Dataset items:
▼
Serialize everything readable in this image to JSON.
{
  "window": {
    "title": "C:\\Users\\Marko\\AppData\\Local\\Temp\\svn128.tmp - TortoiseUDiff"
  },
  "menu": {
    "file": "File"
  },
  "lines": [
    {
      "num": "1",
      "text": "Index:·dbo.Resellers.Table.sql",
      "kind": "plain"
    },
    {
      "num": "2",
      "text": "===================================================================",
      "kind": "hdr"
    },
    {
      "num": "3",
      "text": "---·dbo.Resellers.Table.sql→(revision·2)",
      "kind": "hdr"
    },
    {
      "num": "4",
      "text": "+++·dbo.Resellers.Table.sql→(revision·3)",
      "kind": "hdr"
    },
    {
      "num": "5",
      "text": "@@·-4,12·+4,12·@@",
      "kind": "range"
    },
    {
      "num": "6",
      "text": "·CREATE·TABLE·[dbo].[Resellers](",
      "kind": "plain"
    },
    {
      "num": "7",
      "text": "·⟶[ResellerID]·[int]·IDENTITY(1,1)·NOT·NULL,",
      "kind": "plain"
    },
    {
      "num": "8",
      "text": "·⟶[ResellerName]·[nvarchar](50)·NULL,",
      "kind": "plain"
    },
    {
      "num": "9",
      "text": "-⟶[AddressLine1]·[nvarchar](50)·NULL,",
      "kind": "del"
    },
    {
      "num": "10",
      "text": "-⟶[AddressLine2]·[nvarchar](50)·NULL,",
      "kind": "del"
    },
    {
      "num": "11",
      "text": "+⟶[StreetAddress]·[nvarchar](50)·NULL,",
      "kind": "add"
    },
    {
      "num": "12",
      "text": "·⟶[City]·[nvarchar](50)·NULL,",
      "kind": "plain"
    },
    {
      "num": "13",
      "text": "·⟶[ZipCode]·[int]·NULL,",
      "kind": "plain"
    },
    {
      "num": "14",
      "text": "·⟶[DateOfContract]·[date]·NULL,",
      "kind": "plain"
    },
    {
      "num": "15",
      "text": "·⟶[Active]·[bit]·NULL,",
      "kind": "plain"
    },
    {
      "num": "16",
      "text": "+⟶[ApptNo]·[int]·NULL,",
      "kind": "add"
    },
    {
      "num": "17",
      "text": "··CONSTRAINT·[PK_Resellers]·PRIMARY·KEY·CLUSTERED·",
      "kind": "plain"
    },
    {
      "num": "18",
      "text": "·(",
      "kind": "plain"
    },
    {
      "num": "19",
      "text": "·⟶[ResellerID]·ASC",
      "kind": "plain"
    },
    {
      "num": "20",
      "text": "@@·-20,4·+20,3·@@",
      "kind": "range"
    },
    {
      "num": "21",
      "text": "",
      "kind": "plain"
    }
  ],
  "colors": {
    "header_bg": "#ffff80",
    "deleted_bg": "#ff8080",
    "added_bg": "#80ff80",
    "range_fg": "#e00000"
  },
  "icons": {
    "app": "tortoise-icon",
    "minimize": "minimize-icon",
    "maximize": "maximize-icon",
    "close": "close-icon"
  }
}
▲
■ **THE EXERCISE**:
Set out the complete listing exactly as shown.

■ **RESPONSE TO THE TASK**:
Serialize everything readable in this image to JSON.
{
  "window": {
    "title": "C:\\Users\\Marko\\AppData\\Local\\Temp\\svn128.tmp - TortoiseUDiff"
  },
  "menu": {
    "file": "File"
  },
  "lines": [
    {
      "num": "1",
      "text": "Index:·dbo.Resellers.Table.sql",
      "kind": "plain"
    },
    {
      "num": "2",
      "text": "===================================================================",
      "kind": "hdr"
    },
    {
      "num": "3",
      "text": "---·dbo.Resellers.Table.sql→(revision·2)",
      "kind": "hdr"
    },
    {
      "num": "4",
      "text": "+++·dbo.Resellers.Table.sql→(revision·3)",
      "kind": "hdr"
    },
    {
      "num": "5",
      "text": "@@·-4,12·+4,12·@@",
      "kind": "range"
    },
    {
      "num": "6",
      "text": "·CREATE·TABLE·[dbo].[Resellers](",
      "kind": "plain"
    },
    {
      "num": "7",
      "text": "·⟶[ResellerID]·[int]·IDENTITY(1,1)·NOT·NULL,",
      "kind": "plain"
    },
    {
      "num": "8",
      "text": "·⟶[ResellerName]·[nvarchar](50)·NULL,",
      "kind": "plain"
    },
    {
      "num": "9",
      "text": "-⟶[AddressLine1]·[nvarchar](50)·NULL,",
      "kind": "del"
    },
    {
      "num": "10",
      "text": "-⟶[AddressLine2]·[nvarchar](50)·NULL,",
      "kind": "del"
    },
    {
      "num": "11",
      "text": "+⟶[StreetAddress]·[nvarchar](50)·NULL,",
      "kind": "add"
    },
    {
      "num": "12",
      "text": "·⟶[City]·[nvarchar](50)·NULL,",
      "kind": "plain"
    },
    {
      "num": "13",
      "text": "·⟶[ZipCode]·[int]·NULL,",
      "kind": "plain"
    },
    {
      "num": "14",
      "text": "·⟶[DateOfContract]·[date]·NULL,",
      "kind": "plain"
    },
    {
      "num": "15",
      "text": "·⟶[Active]·[bit]·NULL,",
      "kind": "plain"
    },
    {
      "num": "16",
      "text": "+⟶[ApptNo]·[int]·NULL,",
      "kind": "add"
    },
    {
      "num": "17",
      "text": "··CONSTRAINT·[PK_Resellers]·PRIMARY·KEY·CLUSTERED·",
      "kind": "plain"
    },
    {
      "num": "18",
      "text": "·(",
      "kind": "plain"
    },
    {
      "num": "19",
      "text": "·⟶[ResellerID]·ASC",
      "kind": "plain"
    },
    {
      "num": "20",
      "text": "@@·-20,4·+20,3·@@",
      "kind": "range"
    },
    {
      "num": "21",
      "text": "",
      "kind": "plain"
    }
  ],
  "colors": {
    "header_bg": "#ffff80",
    "deleted_bg": "#ff8080",
    "added_bg": "#80ff80",
    "range_fg": "#e00000"
  },
  "icons": {
    "app": "tortoise-icon",
    "minimize": "minimize-icon",
    "maximize": "maximize-icon",
    "close": "close-icon"
  }
}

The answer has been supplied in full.